___ Data

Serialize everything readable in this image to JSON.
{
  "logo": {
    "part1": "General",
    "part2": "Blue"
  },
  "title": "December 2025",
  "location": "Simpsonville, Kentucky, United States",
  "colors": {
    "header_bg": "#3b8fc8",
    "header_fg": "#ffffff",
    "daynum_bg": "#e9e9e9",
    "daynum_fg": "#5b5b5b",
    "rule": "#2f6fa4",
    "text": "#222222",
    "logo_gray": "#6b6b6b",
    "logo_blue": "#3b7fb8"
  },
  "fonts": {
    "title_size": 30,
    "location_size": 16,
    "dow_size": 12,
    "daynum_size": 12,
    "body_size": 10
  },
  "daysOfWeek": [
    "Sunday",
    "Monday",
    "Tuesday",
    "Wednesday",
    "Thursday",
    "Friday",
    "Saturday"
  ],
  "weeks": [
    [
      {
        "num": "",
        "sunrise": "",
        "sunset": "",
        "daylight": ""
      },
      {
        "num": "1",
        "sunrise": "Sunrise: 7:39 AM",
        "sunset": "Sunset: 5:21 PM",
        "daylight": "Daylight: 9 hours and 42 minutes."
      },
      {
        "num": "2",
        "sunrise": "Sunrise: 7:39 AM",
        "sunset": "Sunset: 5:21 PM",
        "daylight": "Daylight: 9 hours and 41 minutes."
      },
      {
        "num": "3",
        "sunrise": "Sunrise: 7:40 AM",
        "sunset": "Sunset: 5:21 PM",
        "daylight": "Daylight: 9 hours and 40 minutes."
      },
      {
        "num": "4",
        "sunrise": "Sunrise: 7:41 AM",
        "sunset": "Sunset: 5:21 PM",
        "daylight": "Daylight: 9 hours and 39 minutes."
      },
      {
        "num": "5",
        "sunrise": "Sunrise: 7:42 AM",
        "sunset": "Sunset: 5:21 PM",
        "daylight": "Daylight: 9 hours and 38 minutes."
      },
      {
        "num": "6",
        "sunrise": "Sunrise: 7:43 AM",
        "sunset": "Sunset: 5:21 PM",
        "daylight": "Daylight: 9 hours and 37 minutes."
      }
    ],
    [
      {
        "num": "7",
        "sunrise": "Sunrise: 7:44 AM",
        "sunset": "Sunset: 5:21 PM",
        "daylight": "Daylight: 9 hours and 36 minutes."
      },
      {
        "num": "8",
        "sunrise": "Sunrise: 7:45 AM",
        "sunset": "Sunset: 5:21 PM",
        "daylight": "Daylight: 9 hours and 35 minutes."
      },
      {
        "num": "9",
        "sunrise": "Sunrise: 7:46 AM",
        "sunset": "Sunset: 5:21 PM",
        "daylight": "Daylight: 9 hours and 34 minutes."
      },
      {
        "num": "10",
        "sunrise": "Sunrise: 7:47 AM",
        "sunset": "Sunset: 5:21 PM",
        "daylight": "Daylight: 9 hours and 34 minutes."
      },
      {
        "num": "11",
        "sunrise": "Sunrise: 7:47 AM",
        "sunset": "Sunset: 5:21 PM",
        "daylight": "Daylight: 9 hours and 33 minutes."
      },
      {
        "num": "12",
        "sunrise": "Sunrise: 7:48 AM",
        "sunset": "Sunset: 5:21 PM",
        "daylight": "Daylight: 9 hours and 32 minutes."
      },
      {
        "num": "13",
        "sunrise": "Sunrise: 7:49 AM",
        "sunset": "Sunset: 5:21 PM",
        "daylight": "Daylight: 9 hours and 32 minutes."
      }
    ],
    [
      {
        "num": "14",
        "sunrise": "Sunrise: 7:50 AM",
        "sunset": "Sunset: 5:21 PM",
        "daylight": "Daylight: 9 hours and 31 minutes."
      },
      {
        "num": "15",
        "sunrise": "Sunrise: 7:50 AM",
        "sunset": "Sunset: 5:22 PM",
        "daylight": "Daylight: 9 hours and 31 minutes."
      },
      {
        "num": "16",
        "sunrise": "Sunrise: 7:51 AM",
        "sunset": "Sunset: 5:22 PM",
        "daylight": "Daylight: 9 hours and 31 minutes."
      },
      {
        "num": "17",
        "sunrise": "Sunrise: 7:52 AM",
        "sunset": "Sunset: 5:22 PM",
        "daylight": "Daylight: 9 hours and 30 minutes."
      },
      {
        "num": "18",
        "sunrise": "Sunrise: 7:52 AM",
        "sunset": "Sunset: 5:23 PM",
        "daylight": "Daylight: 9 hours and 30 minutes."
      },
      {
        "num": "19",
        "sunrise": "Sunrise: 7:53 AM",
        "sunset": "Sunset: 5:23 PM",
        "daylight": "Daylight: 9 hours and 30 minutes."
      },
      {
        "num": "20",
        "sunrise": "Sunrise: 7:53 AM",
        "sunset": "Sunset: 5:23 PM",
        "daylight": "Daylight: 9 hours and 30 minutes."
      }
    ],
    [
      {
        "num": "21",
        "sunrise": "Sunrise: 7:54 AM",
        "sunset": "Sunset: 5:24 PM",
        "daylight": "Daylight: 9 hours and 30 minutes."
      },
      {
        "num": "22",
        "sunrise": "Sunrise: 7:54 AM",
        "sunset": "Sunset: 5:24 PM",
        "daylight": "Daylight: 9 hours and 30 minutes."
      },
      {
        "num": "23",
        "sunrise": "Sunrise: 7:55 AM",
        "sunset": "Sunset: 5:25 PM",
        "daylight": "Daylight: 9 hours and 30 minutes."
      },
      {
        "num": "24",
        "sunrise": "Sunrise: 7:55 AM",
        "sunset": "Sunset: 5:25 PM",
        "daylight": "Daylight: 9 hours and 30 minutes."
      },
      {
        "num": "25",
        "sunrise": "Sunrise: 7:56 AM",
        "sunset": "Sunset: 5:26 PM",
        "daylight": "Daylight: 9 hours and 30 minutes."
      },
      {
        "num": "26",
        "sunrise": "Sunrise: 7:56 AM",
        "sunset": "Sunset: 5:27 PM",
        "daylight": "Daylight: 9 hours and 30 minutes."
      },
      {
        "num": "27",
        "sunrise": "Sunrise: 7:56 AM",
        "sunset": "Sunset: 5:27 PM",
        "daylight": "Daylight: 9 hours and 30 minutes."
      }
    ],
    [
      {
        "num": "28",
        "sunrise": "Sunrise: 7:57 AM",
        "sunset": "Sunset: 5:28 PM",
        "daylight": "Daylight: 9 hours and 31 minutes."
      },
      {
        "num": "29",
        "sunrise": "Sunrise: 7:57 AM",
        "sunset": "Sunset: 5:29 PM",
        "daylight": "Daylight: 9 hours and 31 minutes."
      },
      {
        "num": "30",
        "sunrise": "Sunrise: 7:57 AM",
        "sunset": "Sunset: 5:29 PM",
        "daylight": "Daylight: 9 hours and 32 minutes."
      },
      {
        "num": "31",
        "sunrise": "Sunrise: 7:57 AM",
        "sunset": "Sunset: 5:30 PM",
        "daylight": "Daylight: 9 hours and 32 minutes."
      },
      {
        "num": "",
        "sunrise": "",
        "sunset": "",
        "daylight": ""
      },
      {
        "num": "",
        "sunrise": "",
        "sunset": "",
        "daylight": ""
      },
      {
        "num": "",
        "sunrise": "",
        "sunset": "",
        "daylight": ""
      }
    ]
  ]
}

______

■ The request ■
Repeat the listing exactly, from its first line to its last.

■ Response for this exercise ■
Serialize everything readable in this image to JSON.
{
  "logo": {
    "part1": "General",
    "part2": "Blue"
  },
  "title": "December 2025",
  "location": "Simpsonville, Kentucky, United States",
  "colors": {
    "header_bg": "#3b8fc8",
    "header_fg": "#ffffff",
    "daynum_bg": "#e9e9e9",
    "daynum_fg": "#5b5b5b",
    "rule": "#2f6fa4",
    "text": "#222222",
    "logo_gray": "#6b6b6b",
    "logo_blue": "#3b7fb8"
  },
  "fonts": {
    "title_size": 30,
    "location_size": 16,
    "dow_size": 12,
    "daynum_size": 12,
    "body_size": 10
  },
  "daysOfWeek": [
    "Sunday",
    "Monday",
    "Tuesday",
    "Wednesday",
    "Thursday",
    "Friday",
    "Saturday"
  ],
  "weeks": [
    [
      {
        "num": "",
        "sunrise": "",
        "sunset": "",
        "daylight": ""
      },
      {
        "num": "1",
        "sunrise": "Sunrise: 7:39 AM",
        "sunset": "Sunset: 5:21 PM",
        "daylight": "Daylight: 9 hours and 42 minutes."
      },
      {
        "num": "2",
        "sunrise": "Sunrise: 7:39 AM",
        "sunset": "Sunset: 5:21 PM",
        "daylight": "Daylight: 9 hours and 41 minutes."
      },
      {
        "num": "3",
        "sunrise": "Sunrise: 7:40 AM",
        "sunset": "Sunset: 5:21 PM",
        "daylight": "Daylight: 9 hours and 40 minutes."
      },
      {
        "num": "4",
        "sunrise": "Sunrise: 7:41 AM",
        "sunset": "Sunset: 5:21 PM",
        "daylight": "Daylight: 9 hours and 39 minutes."
      },
      {
        "num": "5",
        "sunrise": "Sunrise: 7:42 AM",
        "sunset": "Sunset: 5:21 PM",
        "daylight": "Daylight: 9 hours and 38 minutes."
      },
      {
        "num": "6",
        "sunrise": "Sunrise: 7:43 AM",
        "sunset": "Sunset: 5:21 PM",
        "daylight": "Daylight: 9 hours and 37 minutes."
      }
    ],
    [
      {
        "num": "7",
        "sunrise": "Sunrise: 7:44 AM",
        "sunset": "Sunset: 5:21 PM",
        "daylight": "Daylight: 9 hours and 36 minutes."
      },
      {
        "num": "8",
        "sunrise": "Sunrise: 7:45 AM",
        "sunset": "Sunset: 5:21 PM",
        "daylight": "Daylight: 9 hours and 35 minutes."
      },
      {
        "num": "9",
        "sunrise": "Sunrise: 7:46 AM",
        "sunset": "Sunset: 5:21 PM",
        "daylight": "Daylight: 9 hours and 34 minutes."
      },
      {
        "num": "10",
        "sunrise": "Sunrise: 7:47 AM",
        "sunset": "Sunset: 5:21 PM",
        "daylight": "Daylight: 9 hours and 34 minutes."
      },
      {
        "num": "11",
        "sunrise": "Sunrise: 7:47 AM",
        "sunset": "Sunset: 5:21 PM",
        "daylight": "Daylight: 9 hours and 33 minutes."
      },
      {
        "num": "12",
        "sunrise": "Sunrise: 7:48 AM",
        "sunset": "Sunset: 5:21 PM",
        "daylight": "Daylight: 9 hours and 32 minutes."
      },
      {
        "num": "13",
        "sunrise": "Sunrise: 7:49 AM",
        "sunset": "Sunset: 5:21 PM",
        "daylight": "Daylight: 9 hours and 32 minutes."
      }
    ],
    [
      {
        "num": "14",
        "sunrise": "Sunrise: 7:50 AM",
        "sunset": "Sunset: 5:21 PM",
        "daylight": "Daylight: 9 hours and 31 minutes."
      },
      {
        "num": "15",
        "sunrise": "Sunrise: 7:50 AM",
        "sunset": "Sunset: 5:22 PM",
        "daylight": "Daylight: 9 hours and 31 minutes."
      },
      {
        "num": "16",
        "sunrise": "Sunrise: 7:51 AM",
        "sunset": "Sunset: 5:22 PM",
        "daylight": "Daylight: 9 hours and 31 minutes."
      },
      {
        "num": "17",
        "sunrise": "Sunrise: 7:52 AM",
        "sunset": "Sunset: 5:22 PM",
        "daylight": "Daylight: 9 hours and 30 minutes."
      },
      {
        "num": "18",
        "sunrise": "Sunrise: 7:52 AM",
        "sunset": "Sunset: 5:23 PM",
        "daylight": "Daylight: 9 hours and 30 minutes."
      },
      {
        "num": "19",
        "sunrise": "Sunrise: 7:53 AM",
        "sunset": "Sunset: 5:23 PM",
        "daylight": "Daylight: 9 hours and 30 minutes."
      },
      {
        "num": "20",
        "sunrise": "Sunrise: 7:53 AM",
        "sunset": "Sunset: 5:23 PM",
        "daylight": "Daylight: 9 hours and 30 minutes."
      }
    ],
    [
      {
        "num": "21",
        "sunrise": "Sunrise: 7:54 AM",
        "sunset": "Sunset: 5:24 PM",
        "daylight": "Daylight: 9 hours and 30 minutes."
      },
      {
        "num": "22",
        "sunrise": "Sunrise: 7:54 AM",
        "sunset": "Sunset: 5:24 PM",
        "daylight": "Daylight: 9 hours and 30 minutes."
      },
      {
        "num": "23",
        "sunrise": "Sunrise: 7:55 AM",
        "sunset": "Sunset: 5:25 PM",
        "daylight": "Daylight: 9 hours and 30 minutes."
      },
      {
        "num": "24",
        "sunrise": "Sunrise: 7:55 AM",
        "sunset": "Sunset: 5:25 PM",
        "daylight": "Daylight: 9 hours and 30 minutes."
      },
      {
        "num": "25",
        "sunrise": "Sunrise: 7:56 AM",
        "sunset": "Sunset: 5:26 PM",
        "daylight": "Daylight: 9 hours and 30 minutes."
      },
      {
        "num": "26",
        "sunrise": "Sunrise: 7:56 AM",
        "sunset": "Sunset: 5:27 PM",
        "daylight": "Daylight: 9 hours and 30 minutes."
      },
      {
        "num": "27",
        "sunrise": "Sunrise: 7:56 AM",
        "sunset": "Sunset: 5:27 PM",
        "daylight": "Daylight: 9 hours and 30 minutes."
      }
    ],
    [
      {
        "num": "28",
        "sunrise": "Sunrise: 7:57 AM",
        "sunset": "Sunset: 5:28 PM",
        "daylight": "Daylight: 9 hours and 31 minutes."
      },
      {
        "num": "29",
        "sunrise": "Sunrise: 7:57 AM",
        "sunset": "Sunset: 5:29 PM",
        "daylight": "Daylight: 9 hours and 31 minutes."
      },
      {
        "num": "30",
        "sunrise": "Sunrise: 7:57 AM",
        "sunset": "Sunset: 5:29 PM",
        "daylight": "Daylight: 9 hours and 32 minutes."
      },
      {
        "num": "31",
        "sunrise": "Sunrise: 7:57 AM",
        "sunset": "Sunset: 5:30 PM",
        "daylight": "Daylight: 9 hours and 32 minutes."
      },
      {
        "num": "",
        "sunrise": "",
        "sunset": "",
        "daylight": ""
      },
      {
        "num": "",
        "sunrise": "",
        "sunset": "",
        "daylight": ""
      },
      {
        "num": "",
        "sunrise": "",
        "sunset": "",
        "daylight": ""
      }
    ]
  ]
}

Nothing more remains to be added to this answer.